> **WHAT IS ASKED**:
Show each line of the data below that has the string "Backstube" in it.

Data listing
▼▼▼
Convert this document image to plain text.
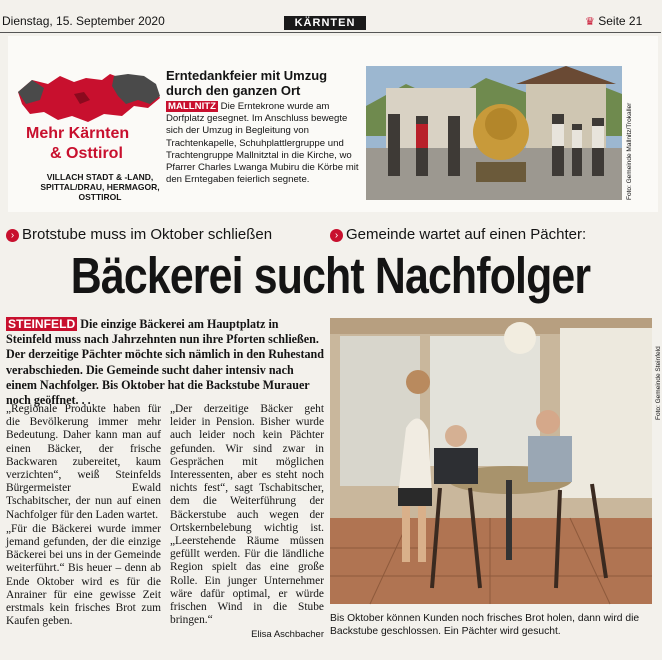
Dienstag, 15. September 2020	KÄRNTEN	♛ Seite 21
Mehr Kärnten
& Osttirol
VILLACH STADT & -LAND, SPITTAL/DRAU, HERMAGOR, OSTTIROL
Erntedankfeier mit Umzug durch den ganzen Ort
MALLNITZ Die Erntekrone wurde am Dorfplatz gesegnet. Im Anschluss bewegte sich der Umzug in Begleitung von Trachtenkapelle, Schuhplattlergruppe und Trachtengruppe Mallnitztal in die Kirche, wo Pfarrer Charles Lwanga Mubiru die Körbe mit den Erntegaben feierlich segnete.	Foto: Gemeinde Mallnitz/Trokaller
› Brotstube muss im Oktober schließen	› Gemeinde wartet auf einen Pächter:
Bäckerei sucht Nachfolger
STEINFELD Die einzige Bäckerei am Hauptplatz in Steinfeld muss nach Jahrzehnten nun ihre Pforten schließen. Der derzeitige Pächter möchte sich nämlich in den Ruhestand verabschieden. Die Gemeinde sucht daher intensiv nach einem Nachfolger. Bis Oktober hat die Backstube Murauer noch geöffnet. . .

„Regionale Produkte haben für die Bevölkerung immer mehr Bedeutung. Daher kann man auf einen Bäcker, der frische Backwaren zubereitet, kaum verzichten“, weiß Steinfelds Bürgermeister Ewald Tschabitscher, der nun auf einen Nachfolger für den Laden wartet.

„Für die Bäckerei wurde immer jemand gefunden, der die einzige Bäckerei bei uns in der Gemeinde weiterführt.“ Bis heuer – denn ab Ende Oktober wird es für die Anrainer für eine gewisse Zeit erstmals kein frisches Brot zum Kaufen geben.

„Der derzeitige Bäcker geht leider in Pension. Bisher wurde auch leider noch kein Pächter gefunden. Wir sind zwar in Gesprächen mit möglichen Interessenten, aber es steht noch nichts fest“, sagt Tschabitscher, dem die Weiterführung der Bäckerstube auch wegen der Ortskernbelebung wichtig ist. „Leerstehende Räume müssen gefüllt werden. Für die ländliche Region spielt das eine große Rolle. Ein junger Unternehmer wäre dafür optimal, er würde frischen Wind in die Stube bringen.“

Elisa Aschbacher

Foto: Gemeinde Steinfeld
Bis Oktober können Kunden noch frisches Brot holen, dann wird die Backstube geschlossen. Ein Pächter wird gesucht.
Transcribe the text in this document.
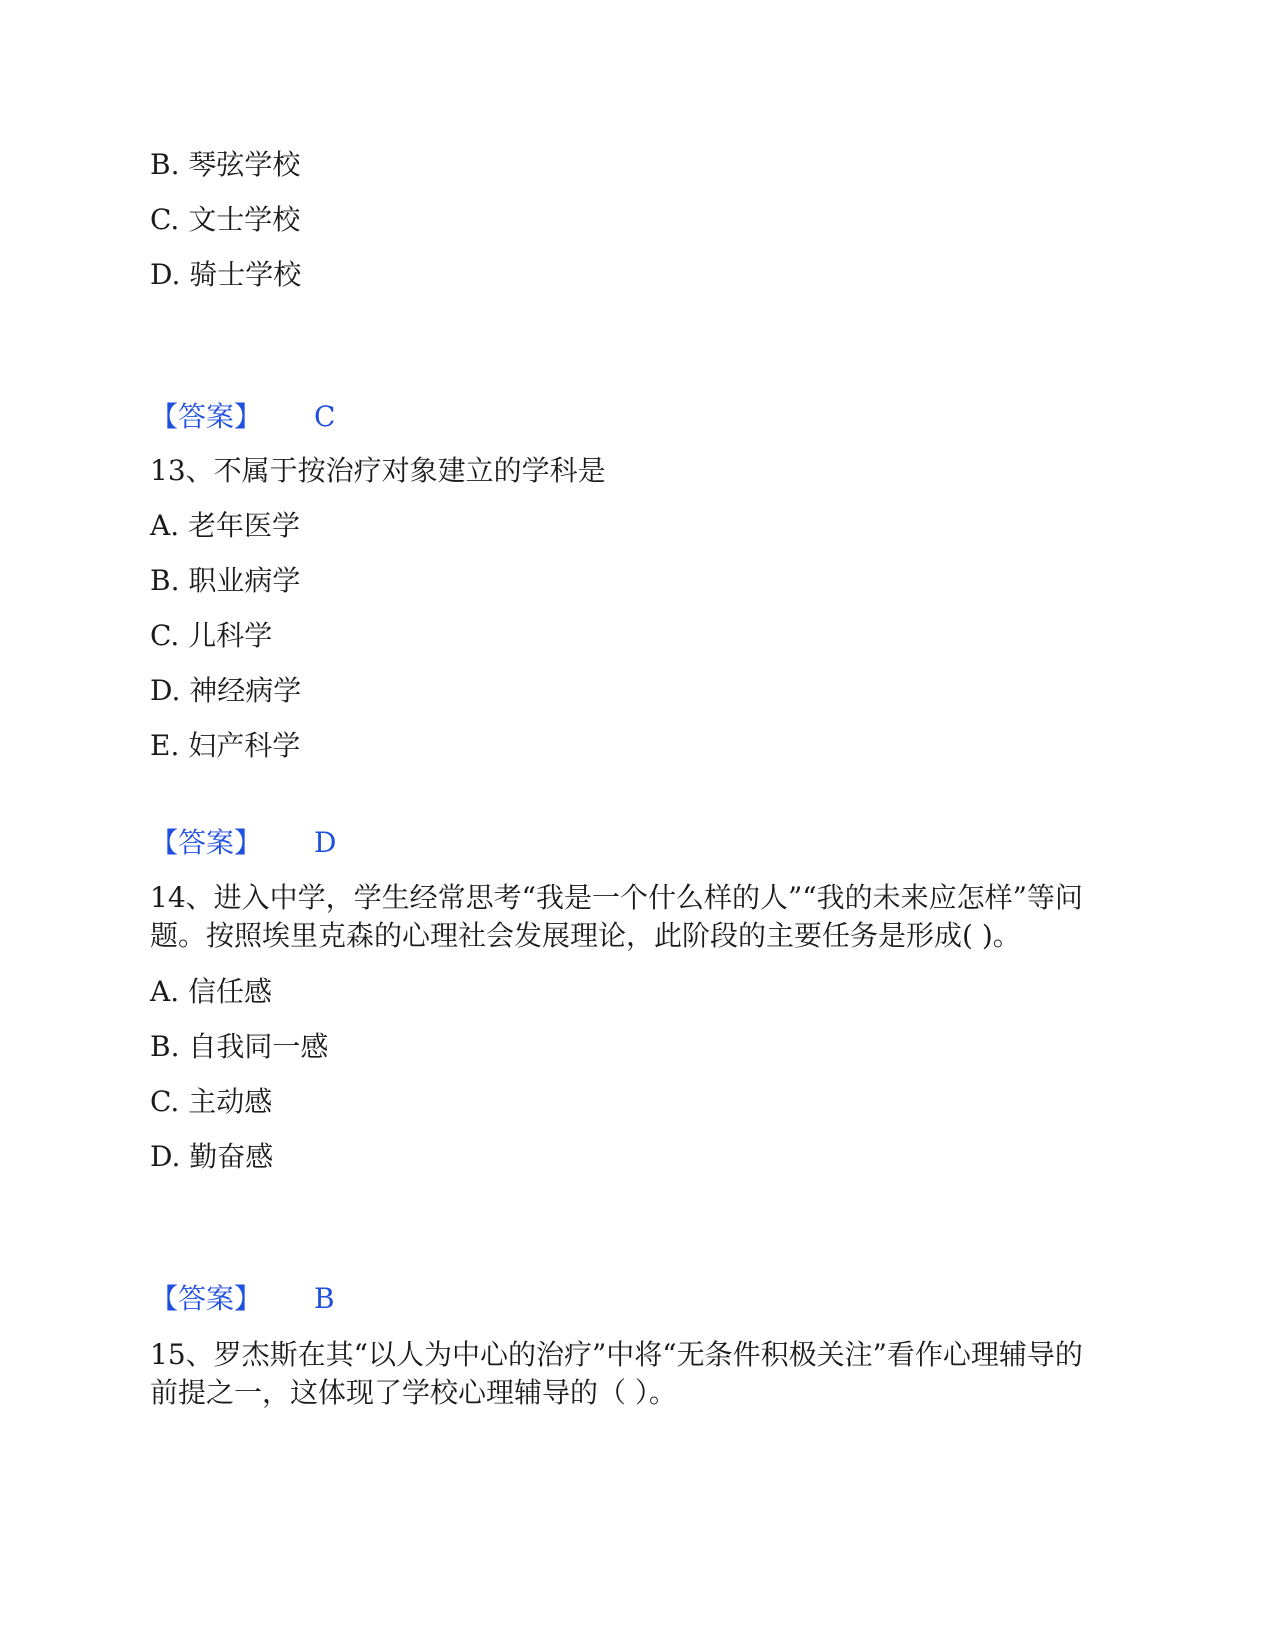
B. 琴弦学校
C. 文士学校
D. 骑士学校
【答案】 C
13、不属于按治疗对象建立的学科是
A. 老年医学
B. 职业病学
C. 儿科学
D. 神经病学
E. 妇产科学
【答案】 D
14、进入中学，学生经常思考“我是一个什么样的人”“我的未来应怎样”等问
题。按照埃里克森的心理社会发展理论，此阶段的主要任务是形成( )。
A. 信任感
B. 自我同一感
C. 主动感
D. 勤奋感
【答案】 B
15、罗杰斯在其“以人为中心的治疗”中将“无条件积极关注”看作心理辅导的
前提之一，这体现了学校心理辅导的（ ）。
▲▲▲
> **WRITTEN ANSWER**:
STEINFELD Die einzige Bäckerei am Hauptplatz in Steinfeld muss nach Jahrzehnten nun ihre Pforten schließen. Der derzeitige Pächter möchte sich nämlich in den Ruhestand verabschieden. Die Gemeinde sucht daher intensiv nach einem Nachfolger. Bis Oktober hat die Backstube Murauer noch geöffnet. . .
Bis Oktober können Kunden noch frisches Brot holen, dann wird die Backstube geschlossen. Ein Pächter wird gesucht.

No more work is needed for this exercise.